## [Do this]
Search the listing for "Decode" and copy every line where it appears.

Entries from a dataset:
---*---

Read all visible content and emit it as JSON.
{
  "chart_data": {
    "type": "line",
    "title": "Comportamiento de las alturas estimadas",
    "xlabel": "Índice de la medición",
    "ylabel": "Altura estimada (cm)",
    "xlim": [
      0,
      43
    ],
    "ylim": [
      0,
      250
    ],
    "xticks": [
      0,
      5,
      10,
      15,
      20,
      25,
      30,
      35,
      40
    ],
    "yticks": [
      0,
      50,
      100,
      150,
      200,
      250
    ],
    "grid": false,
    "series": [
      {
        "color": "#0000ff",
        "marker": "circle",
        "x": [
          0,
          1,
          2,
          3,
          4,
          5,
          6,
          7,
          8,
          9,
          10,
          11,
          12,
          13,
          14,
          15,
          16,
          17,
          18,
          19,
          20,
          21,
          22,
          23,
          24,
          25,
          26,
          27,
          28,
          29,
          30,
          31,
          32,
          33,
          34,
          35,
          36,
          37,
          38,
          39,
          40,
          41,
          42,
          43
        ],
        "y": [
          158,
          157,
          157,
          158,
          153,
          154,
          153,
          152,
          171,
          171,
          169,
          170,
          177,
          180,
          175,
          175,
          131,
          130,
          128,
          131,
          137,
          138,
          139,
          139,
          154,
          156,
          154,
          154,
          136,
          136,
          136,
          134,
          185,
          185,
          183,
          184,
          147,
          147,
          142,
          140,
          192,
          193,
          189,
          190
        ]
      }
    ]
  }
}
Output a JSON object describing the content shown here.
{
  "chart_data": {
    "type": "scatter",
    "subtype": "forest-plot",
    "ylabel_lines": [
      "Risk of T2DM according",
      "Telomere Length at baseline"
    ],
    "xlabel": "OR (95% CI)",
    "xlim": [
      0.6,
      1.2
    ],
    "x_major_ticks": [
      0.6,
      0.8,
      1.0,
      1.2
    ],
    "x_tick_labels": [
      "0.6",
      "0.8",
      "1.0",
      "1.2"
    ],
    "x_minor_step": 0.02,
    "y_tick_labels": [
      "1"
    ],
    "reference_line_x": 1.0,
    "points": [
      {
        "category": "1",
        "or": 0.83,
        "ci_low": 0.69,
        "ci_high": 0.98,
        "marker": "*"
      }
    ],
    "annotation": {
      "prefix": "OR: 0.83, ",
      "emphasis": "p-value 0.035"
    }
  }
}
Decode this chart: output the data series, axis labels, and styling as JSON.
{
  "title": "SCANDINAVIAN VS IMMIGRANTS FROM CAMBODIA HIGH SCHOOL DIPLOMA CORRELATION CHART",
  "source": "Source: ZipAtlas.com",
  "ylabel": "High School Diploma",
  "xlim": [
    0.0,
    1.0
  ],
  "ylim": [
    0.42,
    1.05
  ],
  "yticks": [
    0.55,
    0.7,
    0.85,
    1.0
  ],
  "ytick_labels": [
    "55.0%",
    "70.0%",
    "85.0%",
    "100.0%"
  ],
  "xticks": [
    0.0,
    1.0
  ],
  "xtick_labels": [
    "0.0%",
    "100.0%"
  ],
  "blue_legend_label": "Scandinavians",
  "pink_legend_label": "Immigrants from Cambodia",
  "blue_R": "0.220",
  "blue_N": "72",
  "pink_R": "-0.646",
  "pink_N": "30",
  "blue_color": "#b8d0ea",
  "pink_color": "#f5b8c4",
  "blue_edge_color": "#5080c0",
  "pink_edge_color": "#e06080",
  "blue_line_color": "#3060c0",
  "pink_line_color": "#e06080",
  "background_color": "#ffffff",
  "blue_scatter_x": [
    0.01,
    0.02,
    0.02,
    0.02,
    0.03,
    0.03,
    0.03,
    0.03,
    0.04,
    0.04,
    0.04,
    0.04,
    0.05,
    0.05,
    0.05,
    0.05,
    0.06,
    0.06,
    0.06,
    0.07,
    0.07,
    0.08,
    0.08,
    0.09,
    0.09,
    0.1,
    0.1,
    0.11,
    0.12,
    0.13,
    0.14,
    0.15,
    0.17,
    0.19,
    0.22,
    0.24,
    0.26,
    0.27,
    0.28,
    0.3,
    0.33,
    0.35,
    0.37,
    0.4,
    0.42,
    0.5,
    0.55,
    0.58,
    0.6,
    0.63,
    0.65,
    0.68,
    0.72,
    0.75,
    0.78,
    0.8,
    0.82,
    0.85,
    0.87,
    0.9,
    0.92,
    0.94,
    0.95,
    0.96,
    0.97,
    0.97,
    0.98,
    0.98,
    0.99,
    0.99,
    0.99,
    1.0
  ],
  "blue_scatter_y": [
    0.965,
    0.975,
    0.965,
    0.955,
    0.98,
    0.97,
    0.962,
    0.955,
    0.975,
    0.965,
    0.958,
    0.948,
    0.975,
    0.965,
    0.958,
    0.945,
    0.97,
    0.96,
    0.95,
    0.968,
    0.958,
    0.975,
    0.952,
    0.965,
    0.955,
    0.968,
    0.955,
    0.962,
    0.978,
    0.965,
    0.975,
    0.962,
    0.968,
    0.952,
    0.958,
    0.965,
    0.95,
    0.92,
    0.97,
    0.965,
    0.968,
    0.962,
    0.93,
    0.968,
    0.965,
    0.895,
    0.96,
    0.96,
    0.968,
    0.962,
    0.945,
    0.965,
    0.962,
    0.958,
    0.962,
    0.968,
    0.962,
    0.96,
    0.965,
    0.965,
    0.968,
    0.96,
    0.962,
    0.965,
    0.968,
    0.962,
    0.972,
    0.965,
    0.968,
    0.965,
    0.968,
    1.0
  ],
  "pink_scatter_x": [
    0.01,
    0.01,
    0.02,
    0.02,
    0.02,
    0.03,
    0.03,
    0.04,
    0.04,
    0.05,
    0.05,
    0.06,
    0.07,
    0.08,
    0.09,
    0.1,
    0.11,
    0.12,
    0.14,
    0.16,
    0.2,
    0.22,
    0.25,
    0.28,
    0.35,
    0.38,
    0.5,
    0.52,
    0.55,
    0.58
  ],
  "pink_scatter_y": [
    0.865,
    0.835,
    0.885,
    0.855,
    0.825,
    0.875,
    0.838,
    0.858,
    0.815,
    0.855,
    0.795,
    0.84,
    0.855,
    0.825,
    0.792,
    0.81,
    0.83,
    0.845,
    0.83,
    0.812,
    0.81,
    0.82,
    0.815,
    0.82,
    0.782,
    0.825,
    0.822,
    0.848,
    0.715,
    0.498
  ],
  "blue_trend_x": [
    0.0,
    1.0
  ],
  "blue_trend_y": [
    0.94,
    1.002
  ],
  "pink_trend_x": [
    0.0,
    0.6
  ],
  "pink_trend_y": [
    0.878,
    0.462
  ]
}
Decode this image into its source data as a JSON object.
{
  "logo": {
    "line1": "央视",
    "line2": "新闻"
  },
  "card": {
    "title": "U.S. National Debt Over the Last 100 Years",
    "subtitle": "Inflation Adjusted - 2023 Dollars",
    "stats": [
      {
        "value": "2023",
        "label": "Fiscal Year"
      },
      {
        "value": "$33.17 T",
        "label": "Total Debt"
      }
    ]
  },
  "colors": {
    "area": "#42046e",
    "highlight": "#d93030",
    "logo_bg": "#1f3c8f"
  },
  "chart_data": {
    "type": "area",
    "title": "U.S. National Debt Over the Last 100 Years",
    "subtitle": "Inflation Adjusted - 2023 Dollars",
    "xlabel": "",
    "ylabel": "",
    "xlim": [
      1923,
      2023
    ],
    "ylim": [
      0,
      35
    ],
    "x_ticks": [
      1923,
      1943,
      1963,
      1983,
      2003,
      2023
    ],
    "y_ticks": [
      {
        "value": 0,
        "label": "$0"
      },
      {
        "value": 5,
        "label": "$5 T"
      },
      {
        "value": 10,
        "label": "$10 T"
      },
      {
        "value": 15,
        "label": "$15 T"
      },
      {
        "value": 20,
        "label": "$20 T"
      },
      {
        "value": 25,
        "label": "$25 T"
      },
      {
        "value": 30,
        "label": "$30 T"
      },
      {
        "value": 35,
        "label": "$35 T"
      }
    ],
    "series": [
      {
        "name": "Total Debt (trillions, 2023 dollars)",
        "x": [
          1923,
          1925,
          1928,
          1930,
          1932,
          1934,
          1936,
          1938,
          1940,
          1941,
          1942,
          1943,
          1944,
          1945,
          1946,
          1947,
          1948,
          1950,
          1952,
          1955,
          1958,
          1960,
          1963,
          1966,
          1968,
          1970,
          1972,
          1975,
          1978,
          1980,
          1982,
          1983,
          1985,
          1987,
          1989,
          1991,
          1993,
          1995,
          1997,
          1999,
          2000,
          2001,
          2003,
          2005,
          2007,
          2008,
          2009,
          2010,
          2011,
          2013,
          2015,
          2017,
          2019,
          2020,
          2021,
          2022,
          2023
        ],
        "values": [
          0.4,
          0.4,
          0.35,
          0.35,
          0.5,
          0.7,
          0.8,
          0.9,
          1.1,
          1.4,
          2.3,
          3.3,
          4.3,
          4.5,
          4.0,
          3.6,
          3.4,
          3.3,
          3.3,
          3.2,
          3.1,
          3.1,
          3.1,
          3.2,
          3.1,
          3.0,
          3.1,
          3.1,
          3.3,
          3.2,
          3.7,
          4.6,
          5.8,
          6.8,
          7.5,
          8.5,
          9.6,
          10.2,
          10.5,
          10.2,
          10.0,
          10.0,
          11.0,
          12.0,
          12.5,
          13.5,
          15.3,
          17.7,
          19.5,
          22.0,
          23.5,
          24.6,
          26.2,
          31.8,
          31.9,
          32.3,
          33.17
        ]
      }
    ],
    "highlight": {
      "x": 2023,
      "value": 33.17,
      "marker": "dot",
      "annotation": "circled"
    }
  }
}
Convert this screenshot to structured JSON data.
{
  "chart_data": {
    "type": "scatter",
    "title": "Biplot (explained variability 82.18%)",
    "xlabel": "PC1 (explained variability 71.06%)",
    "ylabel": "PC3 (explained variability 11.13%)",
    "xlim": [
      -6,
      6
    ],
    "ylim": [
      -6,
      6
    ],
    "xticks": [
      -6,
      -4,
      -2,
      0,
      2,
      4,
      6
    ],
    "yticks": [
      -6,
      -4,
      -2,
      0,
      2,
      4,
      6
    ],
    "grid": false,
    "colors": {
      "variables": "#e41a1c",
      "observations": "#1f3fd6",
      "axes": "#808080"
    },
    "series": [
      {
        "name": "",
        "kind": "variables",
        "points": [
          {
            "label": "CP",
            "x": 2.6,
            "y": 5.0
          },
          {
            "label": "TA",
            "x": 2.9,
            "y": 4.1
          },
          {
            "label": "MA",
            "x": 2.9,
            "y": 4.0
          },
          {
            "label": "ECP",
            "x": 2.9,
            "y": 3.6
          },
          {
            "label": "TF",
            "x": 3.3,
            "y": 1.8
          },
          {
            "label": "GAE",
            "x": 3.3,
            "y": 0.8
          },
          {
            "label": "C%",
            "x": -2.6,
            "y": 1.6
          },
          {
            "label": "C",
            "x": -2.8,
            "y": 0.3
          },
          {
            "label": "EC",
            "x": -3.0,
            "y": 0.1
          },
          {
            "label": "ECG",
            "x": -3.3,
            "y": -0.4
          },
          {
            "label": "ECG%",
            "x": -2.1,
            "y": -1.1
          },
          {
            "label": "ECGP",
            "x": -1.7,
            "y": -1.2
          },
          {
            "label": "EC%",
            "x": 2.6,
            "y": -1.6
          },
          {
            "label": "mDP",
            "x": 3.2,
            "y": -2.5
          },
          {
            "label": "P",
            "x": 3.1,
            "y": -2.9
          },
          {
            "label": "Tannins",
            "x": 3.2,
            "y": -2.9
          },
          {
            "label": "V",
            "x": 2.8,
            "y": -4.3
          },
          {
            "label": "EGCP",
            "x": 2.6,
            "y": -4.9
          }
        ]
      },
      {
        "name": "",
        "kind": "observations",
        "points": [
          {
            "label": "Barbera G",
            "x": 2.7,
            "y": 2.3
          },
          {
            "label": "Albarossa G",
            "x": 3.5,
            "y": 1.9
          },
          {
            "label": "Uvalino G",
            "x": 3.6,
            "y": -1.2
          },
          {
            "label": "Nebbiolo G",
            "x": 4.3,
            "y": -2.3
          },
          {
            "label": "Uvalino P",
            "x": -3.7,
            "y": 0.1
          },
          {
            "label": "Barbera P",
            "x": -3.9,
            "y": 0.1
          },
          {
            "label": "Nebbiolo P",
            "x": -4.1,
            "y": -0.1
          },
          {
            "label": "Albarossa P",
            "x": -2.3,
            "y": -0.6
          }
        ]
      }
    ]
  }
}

---*---

## [Task result]
Decode this chart: output the data series, axis labels, and styling as JSON.
Decode this image into its source data as a JSON object.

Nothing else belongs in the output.